**WHAT IS NEEDED:**
Reproduce all entries precisely, down to the last character.

Lines of data
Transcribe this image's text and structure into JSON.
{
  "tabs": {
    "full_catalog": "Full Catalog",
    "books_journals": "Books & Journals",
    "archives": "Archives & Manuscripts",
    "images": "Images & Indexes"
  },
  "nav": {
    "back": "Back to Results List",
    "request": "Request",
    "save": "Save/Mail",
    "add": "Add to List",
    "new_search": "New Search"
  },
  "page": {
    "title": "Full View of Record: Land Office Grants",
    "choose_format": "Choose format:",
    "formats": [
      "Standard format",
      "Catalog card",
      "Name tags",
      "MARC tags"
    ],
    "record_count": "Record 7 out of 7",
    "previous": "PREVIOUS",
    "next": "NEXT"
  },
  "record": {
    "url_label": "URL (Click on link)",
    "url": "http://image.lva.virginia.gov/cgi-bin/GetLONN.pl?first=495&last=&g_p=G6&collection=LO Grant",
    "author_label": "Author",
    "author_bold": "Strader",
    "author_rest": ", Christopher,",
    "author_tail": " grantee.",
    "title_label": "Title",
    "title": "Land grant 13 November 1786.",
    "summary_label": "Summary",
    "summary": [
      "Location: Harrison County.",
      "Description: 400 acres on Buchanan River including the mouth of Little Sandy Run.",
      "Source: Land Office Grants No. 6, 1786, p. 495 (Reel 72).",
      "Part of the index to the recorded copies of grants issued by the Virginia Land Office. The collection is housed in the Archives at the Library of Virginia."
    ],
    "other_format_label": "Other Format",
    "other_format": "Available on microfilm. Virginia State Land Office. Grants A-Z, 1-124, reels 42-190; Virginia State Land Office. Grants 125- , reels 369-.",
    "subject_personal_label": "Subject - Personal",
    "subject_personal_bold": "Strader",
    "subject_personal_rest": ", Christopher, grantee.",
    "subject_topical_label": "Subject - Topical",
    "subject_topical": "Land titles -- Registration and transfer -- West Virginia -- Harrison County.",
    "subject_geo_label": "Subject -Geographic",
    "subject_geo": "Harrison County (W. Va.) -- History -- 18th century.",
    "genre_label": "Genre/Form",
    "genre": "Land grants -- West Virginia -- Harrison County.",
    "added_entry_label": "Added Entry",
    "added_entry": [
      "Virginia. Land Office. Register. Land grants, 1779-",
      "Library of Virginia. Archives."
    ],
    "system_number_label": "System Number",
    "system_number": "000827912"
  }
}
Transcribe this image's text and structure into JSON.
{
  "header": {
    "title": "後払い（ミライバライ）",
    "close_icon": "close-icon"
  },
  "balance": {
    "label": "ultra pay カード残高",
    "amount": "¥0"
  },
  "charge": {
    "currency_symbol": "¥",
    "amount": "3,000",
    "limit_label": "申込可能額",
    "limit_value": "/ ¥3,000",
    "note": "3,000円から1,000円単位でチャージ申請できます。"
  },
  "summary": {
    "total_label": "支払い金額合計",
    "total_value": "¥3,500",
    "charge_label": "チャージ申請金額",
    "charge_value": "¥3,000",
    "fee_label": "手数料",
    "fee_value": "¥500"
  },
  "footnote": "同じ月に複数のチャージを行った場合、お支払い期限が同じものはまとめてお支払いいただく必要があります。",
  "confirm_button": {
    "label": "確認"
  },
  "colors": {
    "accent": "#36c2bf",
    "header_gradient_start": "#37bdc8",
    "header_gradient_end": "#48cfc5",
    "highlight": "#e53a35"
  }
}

**RESPONSE:**
Transcribe this image's text and structure into JSON.
{
  "tabs": {
    "full_catalog": "Full Catalog",
    "books_journals": "Books & Journals",
    "archives": "Archives & Manuscripts",
    "images": "Images & Indexes"
  },
  "nav": {
    "back": "Back to Results List",
    "request": "Request",
    "save": "Save/Mail",
    "add": "Add to List",
    "new_search": "New Search"
  },
  "page": {
    "title": "Full View of Record: Land Office Grants",
    "choose_format": "Choose format:",
    "formats": [
      "Standard format",
      "Catalog card",
      "Name tags",
      "MARC tags"
    ],
    "record_count": "Record 7 out of 7",
    "previous": "PREVIOUS",
    "next": "NEXT"
  },
  "record": {
    "url_label": "URL (Click on link)",
    "url": "http://image.lva.virginia.gov/cgi-bin/GetLONN.pl?first=495&last=&g_p=G6&collection=LO Grant",
    "author_label": "Author",
    "author_bold": "Strader",
    "author_rest": ", Christopher,",
    "author_tail": " grantee.",
    "title_label": "Title",
    "title": "Land grant 13 November 1786.",
    "summary_label": "Summary",
    "summary": [
      "Location: Harrison County.",
      "Description: 400 acres on Buchanan River including the mouth of Little Sandy Run.",
      "Source: Land Office Grants No. 6, 1786, p. 495 (Reel 72).",
      "Part of the index to the recorded copies of grants issued by the Virginia Land Office. The collection is housed in the Archives at the Library of Virginia."
    ],
    "other_format_label": "Other Format",
    "other_format": "Available on microfilm. Virginia State Land Office. Grants A-Z, 1-124, reels 42-190; Virginia State Land Office. Grants 125- , reels 369-.",
    "subject_personal_label": "Subject - Personal",
    "subject_personal_bold": "Strader",
    "subject_personal_rest": ", Christopher, grantee.",
    "subject_topical_label": "Subject - Topical",
    "subject_topical": "Land titles -- Registration and transfer -- West Virginia -- Harrison County.",
    "subject_geo_label": "Subject -Geographic",
    "subject_geo": "Harrison County (W. Va.) -- History -- 18th century.",
    "genre_label": "Genre/Form",
    "genre": "Land grants -- West Virginia -- Harrison County.",
    "added_entry_label": "Added Entry",
    "added_entry": [
      "Virginia. Land Office. Register. Land grants, 1779-",
      "Library of Virginia. Archives."
    ],
    "system_number_label": "System Number",
    "system_number": "000827912"
  }
}
Transcribe this image's text and structure into JSON.
{
  "header": {
    "title": "後払い（ミライバライ）",
    "close_icon": "close-icon"
  },
  "balance": {
    "label": "ultra pay カード残高",
    "amount": "¥0"
  },
  "charge": {
    "currency_symbol": "¥",
    "amount": "3,000",
    "limit_label": "申込可能額",
    "limit_value": "/ ¥3,000",
    "note": "3,000円から1,000円単位でチャージ申請できます。"
  },
  "summary": {
    "total_label": "支払い金額合計",
    "total_value": "¥3,500",
    "charge_label": "チャージ申請金額",
    "charge_value": "¥3,000",
    "fee_label": "手数料",
    "fee_value": "¥500"
  },
  "footnote": "同じ月に複数のチャージを行った場合、お支払い期限が同じものはまとめてお支払いいただく必要があります。",
  "confirm_button": {
    "label": "確認"
  },
  "colors": {
    "accent": "#36c2bf",
    "header_gradient_start": "#37bdc8",
    "header_gradient_end": "#48cfc5",
    "highlight": "#e53a35"
  }
}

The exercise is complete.